TASK DIRECTIONS
Records follow. Pull out every line that contains "卫生招聘考试之卫生招聘".

DATA IN THIS EXERCISE
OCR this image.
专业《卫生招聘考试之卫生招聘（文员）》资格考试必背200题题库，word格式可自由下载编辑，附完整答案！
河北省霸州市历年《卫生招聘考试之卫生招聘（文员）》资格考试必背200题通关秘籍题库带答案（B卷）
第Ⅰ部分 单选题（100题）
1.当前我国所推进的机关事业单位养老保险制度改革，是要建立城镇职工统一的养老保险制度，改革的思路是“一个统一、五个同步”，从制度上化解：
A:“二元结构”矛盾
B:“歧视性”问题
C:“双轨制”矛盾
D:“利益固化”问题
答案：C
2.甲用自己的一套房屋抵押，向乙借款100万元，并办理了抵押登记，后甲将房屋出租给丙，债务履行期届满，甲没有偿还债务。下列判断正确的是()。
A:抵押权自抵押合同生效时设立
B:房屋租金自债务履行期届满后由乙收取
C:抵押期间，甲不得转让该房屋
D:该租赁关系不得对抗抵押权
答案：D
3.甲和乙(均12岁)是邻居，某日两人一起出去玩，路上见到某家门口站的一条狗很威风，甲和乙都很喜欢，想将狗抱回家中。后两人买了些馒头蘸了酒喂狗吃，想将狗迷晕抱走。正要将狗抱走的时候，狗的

SOLVED PROBLEM
专业《卫生招聘考试之卫生招聘（文员）》资格考试必背200题题库，word格式可自由下载编辑，附完整答案！
河北省霸州市历年《卫生招聘考试之卫生招聘（文员）》资格考试必背200题通关秘籍题库带答案（B卷）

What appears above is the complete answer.